## Material provided
***

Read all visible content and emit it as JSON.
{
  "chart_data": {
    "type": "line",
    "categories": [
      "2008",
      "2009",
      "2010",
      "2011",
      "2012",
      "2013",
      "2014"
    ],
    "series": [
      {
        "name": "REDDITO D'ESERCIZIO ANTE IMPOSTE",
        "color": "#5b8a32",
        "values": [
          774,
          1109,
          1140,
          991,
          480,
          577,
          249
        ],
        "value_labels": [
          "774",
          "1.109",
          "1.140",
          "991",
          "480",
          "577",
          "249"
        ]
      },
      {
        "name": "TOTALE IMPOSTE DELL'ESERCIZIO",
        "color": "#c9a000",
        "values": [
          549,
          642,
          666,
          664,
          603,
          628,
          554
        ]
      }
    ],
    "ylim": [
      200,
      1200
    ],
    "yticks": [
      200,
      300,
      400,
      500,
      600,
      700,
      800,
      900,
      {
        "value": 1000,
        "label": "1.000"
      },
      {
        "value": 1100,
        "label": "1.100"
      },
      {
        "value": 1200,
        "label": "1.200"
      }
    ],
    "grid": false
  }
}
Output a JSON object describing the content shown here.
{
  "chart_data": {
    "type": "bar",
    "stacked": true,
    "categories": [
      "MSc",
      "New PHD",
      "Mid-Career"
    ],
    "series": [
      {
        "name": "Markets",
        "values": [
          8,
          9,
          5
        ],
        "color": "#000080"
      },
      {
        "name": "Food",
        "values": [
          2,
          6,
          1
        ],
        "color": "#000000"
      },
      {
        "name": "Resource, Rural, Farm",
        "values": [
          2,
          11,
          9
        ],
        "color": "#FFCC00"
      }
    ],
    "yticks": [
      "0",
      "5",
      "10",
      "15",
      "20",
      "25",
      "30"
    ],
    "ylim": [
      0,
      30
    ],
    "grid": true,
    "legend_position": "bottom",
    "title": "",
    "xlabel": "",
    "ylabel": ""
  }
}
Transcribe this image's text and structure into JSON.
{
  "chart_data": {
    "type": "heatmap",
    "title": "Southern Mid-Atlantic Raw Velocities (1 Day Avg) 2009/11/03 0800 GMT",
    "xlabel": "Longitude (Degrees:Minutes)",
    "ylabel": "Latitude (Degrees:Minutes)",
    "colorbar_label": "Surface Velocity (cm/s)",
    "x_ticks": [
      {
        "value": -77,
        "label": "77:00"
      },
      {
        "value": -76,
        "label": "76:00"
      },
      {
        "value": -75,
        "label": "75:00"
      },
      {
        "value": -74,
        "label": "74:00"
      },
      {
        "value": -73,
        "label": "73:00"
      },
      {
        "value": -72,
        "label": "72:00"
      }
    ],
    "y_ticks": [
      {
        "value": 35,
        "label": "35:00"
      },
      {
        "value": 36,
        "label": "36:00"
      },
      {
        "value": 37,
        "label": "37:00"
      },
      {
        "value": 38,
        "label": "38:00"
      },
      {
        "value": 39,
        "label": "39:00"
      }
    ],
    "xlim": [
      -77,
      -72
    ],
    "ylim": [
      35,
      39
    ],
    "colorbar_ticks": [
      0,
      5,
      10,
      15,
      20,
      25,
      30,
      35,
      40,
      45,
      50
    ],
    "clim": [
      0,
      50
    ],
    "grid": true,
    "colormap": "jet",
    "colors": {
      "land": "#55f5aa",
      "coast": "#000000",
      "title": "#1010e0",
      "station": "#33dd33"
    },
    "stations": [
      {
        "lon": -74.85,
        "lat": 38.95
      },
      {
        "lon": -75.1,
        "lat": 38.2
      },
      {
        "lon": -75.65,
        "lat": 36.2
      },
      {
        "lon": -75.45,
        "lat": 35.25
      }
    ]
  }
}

***

## Challenge
Can you reproduce all the material exactly?

## Solution to this exercise
Read all visible content and emit it as JSON.
{
  "chart_data": {
    "type": "line",
    "categories": [
      "2008",
      "2009",
      "2010",
      "2011",
      "2012",
      "2013",
      "2014"
    ],
    "series": [
      {
        "name": "REDDITO D'ESERCIZIO ANTE IMPOSTE",
        "color": "#5b8a32",
        "values": [
          774,
          1109,
          1140,
          991,
          480,
          577,
          249
        ],
        "value_labels": [
          "774",
          "1.109",
          "1.140",
          "991",
          "480",
          "577",
          "249"
        ]
      },
      {
        "name": "TOTALE IMPOSTE DELL'ESERCIZIO",
        "color": "#c9a000",
        "values": [
          549,
          642,
          666,
          664,
          603,
          628,
          554
        ]
      }
    ],
    "ylim": [
      200,
      1200
    ],
    "yticks": [
      200,
      300,
      400,
      500,
      600,
      700,
      800,
      900,
      {
        "value": 1000,
        "label": "1.000"
      },
      {
        "value": 1100,
        "label": "1.100"
      },
      {
        "value": 1200,
        "label": "1.200"
      }
    ],
    "grid": false
  }
}
Output a JSON object describing the content shown here.
{
  "chart_data": {
    "type": "bar",
    "stacked": true,
    "categories": [
      "MSc",
      "New PHD",
      "Mid-Career"
    ],
    "series": [
      {
        "name": "Markets",
        "values": [
          8,
          9,
          5
        ],
        "color": "#000080"
      },
      {
        "name": "Food",
        "values": [
          2,
          6,
          1
        ],
        "color": "#000000"
      },
      {
        "name": "Resource, Rural, Farm",
        "values": [
          2,
          11,
          9
        ],
        "color": "#FFCC00"
      }
    ],
    "yticks": [
      "0",
      "5",
      "10",
      "15",
      "20",
      "25",
      "30"
    ],
    "ylim": [
      0,
      30
    ],
    "grid": true,
    "legend_position": "bottom",
    "title": "",
    "xlabel": "",
    "ylabel": ""
  }
}
Transcribe this image's text and structure into JSON.
{
  "chart_data": {
    "type": "heatmap",
    "title": "Southern Mid-Atlantic Raw Velocities (1 Day Avg) 2009/11/03 0800 GMT",
    "xlabel": "Longitude (Degrees:Minutes)",
    "ylabel": "Latitude (Degrees:Minutes)",
    "colorbar_label": "Surface Velocity (cm/s)",
    "x_ticks": [
      {
        "value": -77,
        "label": "77:00"
      },
      {
        "value": -76,
        "label": "76:00"
      },
      {
        "value": -75,
        "label": "75:00"
      },
      {
        "value": -74,
        "label": "74:00"
      },
      {
        "value": -73,
        "label": "73:00"
      },
      {
        "value": -72,
        "label": "72:00"
      }
    ],
    "y_ticks": [
      {
        "value": 35,
        "label": "35:00"
      },
      {
        "value": 36,
        "label": "36:00"
      },
      {
        "value": 37,
        "label": "37:00"
      },
      {
        "value": 38,
        "label": "38:00"
      },
      {
        "value": 39,
        "label": "39:00"
      }
    ],
    "xlim": [
      -77,
      -72
    ],
    "ylim": [
      35,
      39
    ],
    "colorbar_ticks": [
      0,
      5,
      10,
      15,
      20,
      25,
      30,
      35,
      40,
      45,
      50
    ],
    "clim": [
      0,
      50
    ],
    "grid": true,
    "colormap": "jet",
    "colors": {
      "land": "#55f5aa",
      "coast": "#000000",
      "title": "#1010e0",
      "station": "#33dd33"
    },
    "stations": [
      {
        "lon": -74.85,
        "lat": 38.95
      },
      {
        "lon": -75.1,
        "lat": 38.2
      },
      {
        "lon": -75.65,
        "lat": 36.2
      },
      {
        "lon": -75.45,
        "lat": 35.25
      }
    ]
  }
}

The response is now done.